**Written request:**
No images are to be carried over; print all other material exactly as it stands.

Data entries for graphics
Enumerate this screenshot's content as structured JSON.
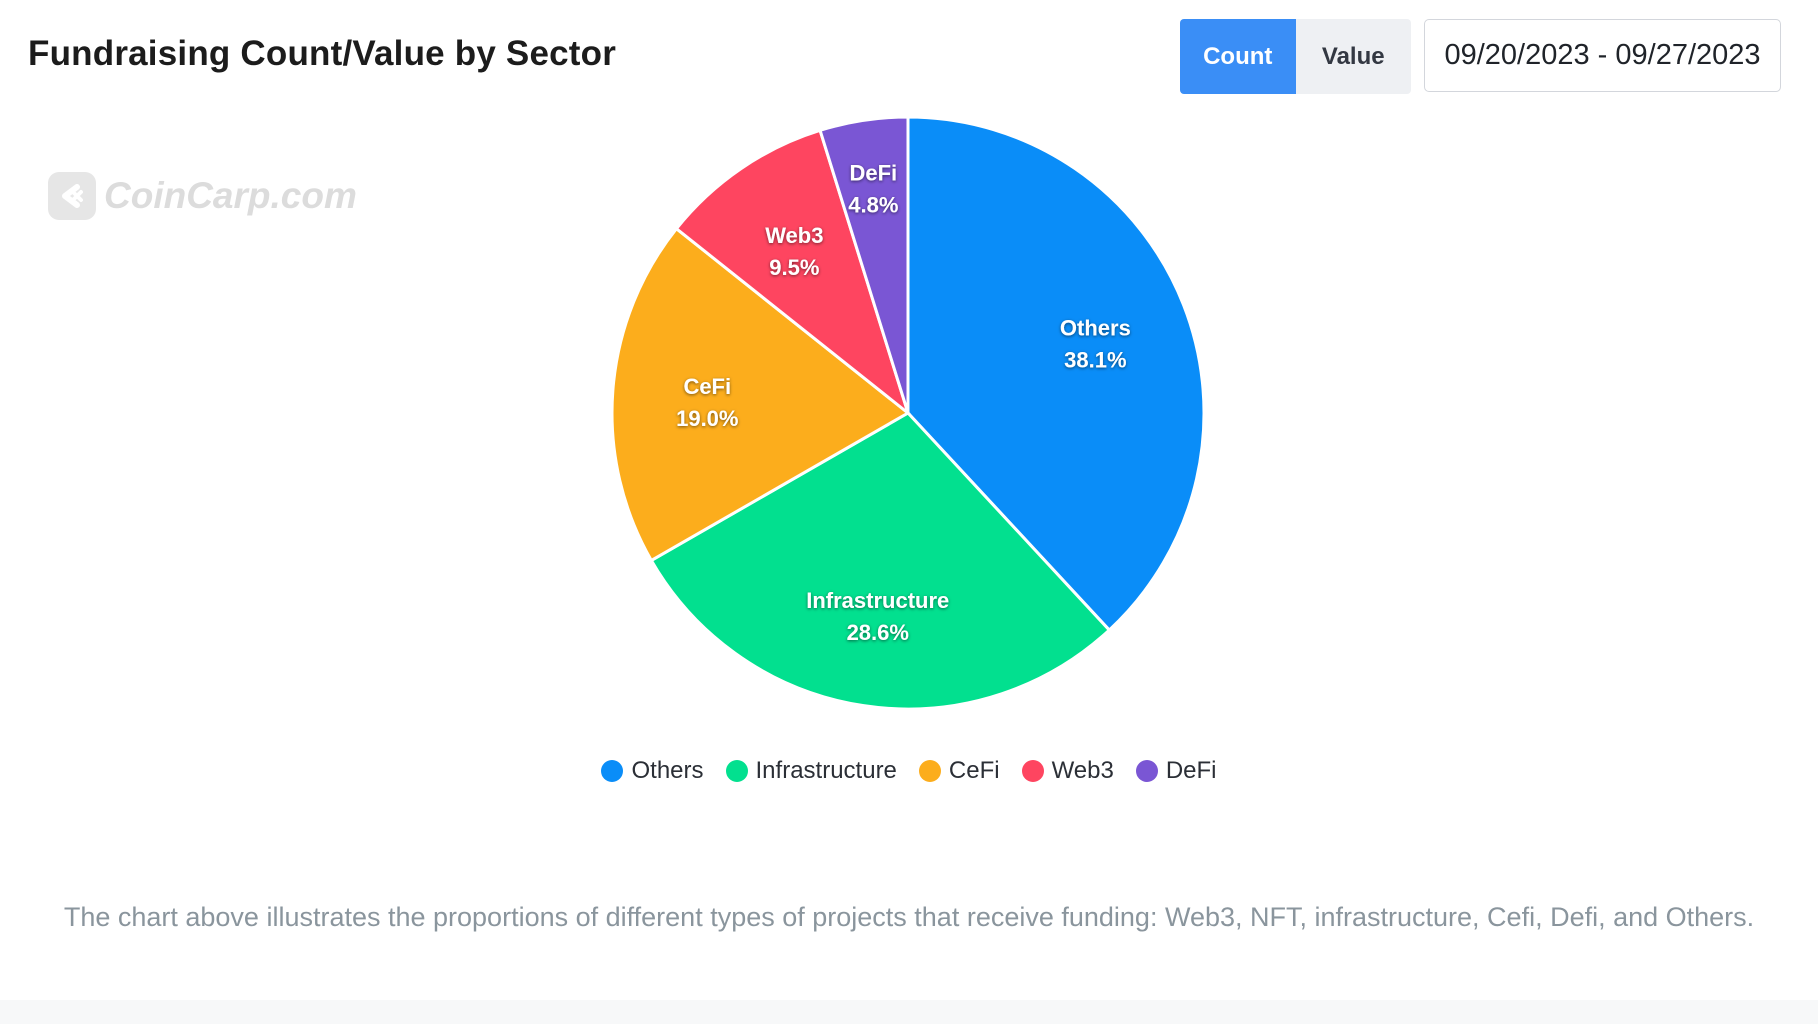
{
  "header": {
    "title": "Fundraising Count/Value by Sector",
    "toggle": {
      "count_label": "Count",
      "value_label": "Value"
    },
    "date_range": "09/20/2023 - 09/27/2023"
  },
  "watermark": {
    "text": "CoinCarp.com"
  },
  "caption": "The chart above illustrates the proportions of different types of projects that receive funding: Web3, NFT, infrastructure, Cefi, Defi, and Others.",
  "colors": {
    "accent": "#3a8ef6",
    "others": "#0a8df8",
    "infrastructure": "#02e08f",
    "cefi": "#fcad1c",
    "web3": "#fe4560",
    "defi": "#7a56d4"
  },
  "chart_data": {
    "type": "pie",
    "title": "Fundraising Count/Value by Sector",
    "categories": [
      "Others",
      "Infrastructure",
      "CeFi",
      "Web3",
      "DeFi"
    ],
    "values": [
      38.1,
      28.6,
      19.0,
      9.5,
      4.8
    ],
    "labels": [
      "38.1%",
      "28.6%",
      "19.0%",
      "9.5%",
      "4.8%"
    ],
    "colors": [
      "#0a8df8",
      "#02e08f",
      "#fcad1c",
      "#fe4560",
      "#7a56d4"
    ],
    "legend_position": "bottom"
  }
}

**Output of the task:**
Enumerate this screenshot's content as structured JSON.
{
  "header": {
    "title": "Fundraising Count/Value by Sector",
    "toggle": {
      "count_label": "Count",
      "value_label": "Value"
    },
    "date_range": "09/20/2023 - 09/27/2023"
  },
  "watermark": {
    "text": "CoinCarp.com"
  },
  "caption": "The chart above illustrates the proportions of different types of projects that receive funding: Web3, NFT, infrastructure, Cefi, Defi, and Others.",
  "colors": {
    "accent": "#3a8ef6",
    "others": "#0a8df8",
    "infrastructure": "#02e08f",
    "cefi": "#fcad1c",
    "web3": "#fe4560",
    "defi": "#7a56d4"
  },
  "chart_data": {
    "type": "pie",
    "title": "Fundraising Count/Value by Sector",
    "categories": [
      "Others",
      "Infrastructure",
      "CeFi",
      "Web3",
      "DeFi"
    ],
    "values": [
      38.1,
      28.6,
      19.0,
      9.5,
      4.8
    ],
    "labels": [
      "38.1%",
      "28.6%",
      "19.0%",
      "9.5%",
      "4.8%"
    ],
    "colors": [
      "#0a8df8",
      "#02e08f",
      "#fcad1c",
      "#fe4560",
      "#7a56d4"
    ],
    "legend_position": "bottom"
  }
}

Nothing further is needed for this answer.